Dataset items:
Start

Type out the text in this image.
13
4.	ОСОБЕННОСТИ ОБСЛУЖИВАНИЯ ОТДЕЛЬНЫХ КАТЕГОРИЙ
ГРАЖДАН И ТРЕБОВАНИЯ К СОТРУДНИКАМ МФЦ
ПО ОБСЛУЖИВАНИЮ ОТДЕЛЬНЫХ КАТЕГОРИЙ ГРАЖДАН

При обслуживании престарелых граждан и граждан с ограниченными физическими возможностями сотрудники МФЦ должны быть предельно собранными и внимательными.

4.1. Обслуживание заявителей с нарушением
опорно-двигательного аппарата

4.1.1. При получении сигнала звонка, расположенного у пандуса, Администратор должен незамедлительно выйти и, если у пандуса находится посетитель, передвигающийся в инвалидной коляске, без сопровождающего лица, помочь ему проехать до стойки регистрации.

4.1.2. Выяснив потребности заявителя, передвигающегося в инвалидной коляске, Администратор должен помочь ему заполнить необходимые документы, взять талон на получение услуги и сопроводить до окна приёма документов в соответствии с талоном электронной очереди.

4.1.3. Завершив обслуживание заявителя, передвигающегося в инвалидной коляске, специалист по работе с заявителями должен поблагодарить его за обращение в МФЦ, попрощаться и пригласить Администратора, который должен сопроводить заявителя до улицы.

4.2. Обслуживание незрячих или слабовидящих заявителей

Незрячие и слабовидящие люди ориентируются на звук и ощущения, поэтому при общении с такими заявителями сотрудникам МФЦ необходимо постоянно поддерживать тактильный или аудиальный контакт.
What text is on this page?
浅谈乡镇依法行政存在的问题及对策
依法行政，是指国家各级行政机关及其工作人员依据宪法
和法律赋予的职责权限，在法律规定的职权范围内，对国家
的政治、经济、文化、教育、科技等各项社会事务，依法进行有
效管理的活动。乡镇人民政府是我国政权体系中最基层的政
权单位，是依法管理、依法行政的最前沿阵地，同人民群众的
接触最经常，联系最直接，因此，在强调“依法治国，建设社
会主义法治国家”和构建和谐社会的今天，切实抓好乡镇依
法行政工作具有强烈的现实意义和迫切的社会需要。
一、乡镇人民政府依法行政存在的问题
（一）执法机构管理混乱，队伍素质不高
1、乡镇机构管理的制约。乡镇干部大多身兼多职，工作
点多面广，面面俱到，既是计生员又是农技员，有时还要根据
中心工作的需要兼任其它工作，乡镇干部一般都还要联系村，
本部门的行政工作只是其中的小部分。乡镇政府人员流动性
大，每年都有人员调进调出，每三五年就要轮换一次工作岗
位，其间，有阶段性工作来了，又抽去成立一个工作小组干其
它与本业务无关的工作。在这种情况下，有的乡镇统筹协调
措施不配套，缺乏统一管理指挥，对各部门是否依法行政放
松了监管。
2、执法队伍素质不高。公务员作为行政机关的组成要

End

* Stated goal *
Each record above should be output again exactly.

* Finished task *
Type out the text in this image.
13
4.	ОСОБЕННОСТИ ОБСЛУЖИВАНИЯ ОТДЕЛЬНЫХ КАТЕГОРИЙ
ГРАЖДАН И ТРЕБОВАНИЯ К СОТРУДНИКАМ МФЦ
ПО ОБСЛУЖИВАНИЮ ОТДЕЛЬНЫХ КАТЕГОРИЙ ГРАЖДАН

При обслуживании престарелых граждан и граждан с ограниченными физическими возможностями сотрудники МФЦ должны быть предельно собранными и внимательными.

4.1. Обслуживание заявителей с нарушением
опорно-двигательного аппарата

4.1.1. При получении сигнала звонка, расположенного у пандуса, Администратор должен незамедлительно выйти и, если у пандуса находится посетитель, передвигающийся в инвалидной коляске, без сопровождающего лица, помочь ему проехать до стойки регистрации.

4.1.2. Выяснив потребности заявителя, передвигающегося в инвалидной коляске, Администратор должен помочь ему заполнить необходимые документы, взять талон на получение услуги и сопроводить до окна приёма документов в соответствии с талоном электронной очереди.

4.1.3. Завершив обслуживание заявителя, передвигающегося в инвалидной коляске, специалист по работе с заявителями должен поблагодарить его за обращение в МФЦ, попрощаться и пригласить Администратора, который должен сопроводить заявителя до улицы.

4.2. Обслуживание незрячих или слабовидящих заявителей

Незрячие и слабовидящие люди ориентируются на звук и ощущения, поэтому при общении с такими заявителями сотрудникам МФЦ необходимо постоянно поддерживать тактильный или аудиальный контакт.
What text is on this page?
浅谈乡镇依法行政存在的问题及对策
依法行政，是指国家各级行政机关及其工作人员依据宪法
和法律赋予的职责权限，在法律规定的职权范围内，对国家
的政治、经济、文化、教育、科技等各项社会事务，依法进行有
效管理的活动。乡镇人民政府是我国政权体系中最基层的政
权单位，是依法管理、依法行政的最前沿阵地，同人民群众的
接触最经常，联系最直接，因此，在强调“依法治国，建设社
会主义法治国家”和构建和谐社会的今天，切实抓好乡镇依
法行政工作具有强烈的现实意义和迫切的社会需要。
一、乡镇人民政府依法行政存在的问题
（一）执法机构管理混乱，队伍素质不高
1、乡镇机构管理的制约。乡镇干部大多身兼多职，工作
点多面广，面面俱到，既是计生员又是农技员，有时还要根据
中心工作的需要兼任其它工作，乡镇干部一般都还要联系村，
本部门的行政工作只是其中的小部分。乡镇政府人员流动性
大，每年都有人员调进调出，每三五年就要轮换一次工作岗
位，其间，有阶段性工作来了，又抽去成立一个工作小组干其
它与本业务无关的工作。在这种情况下，有的乡镇统筹协调
措施不配套，缺乏统一管理指挥，对各部门是否依法行政放
松了监管。
2、执法队伍素质不高。公务员作为行政机关的组成要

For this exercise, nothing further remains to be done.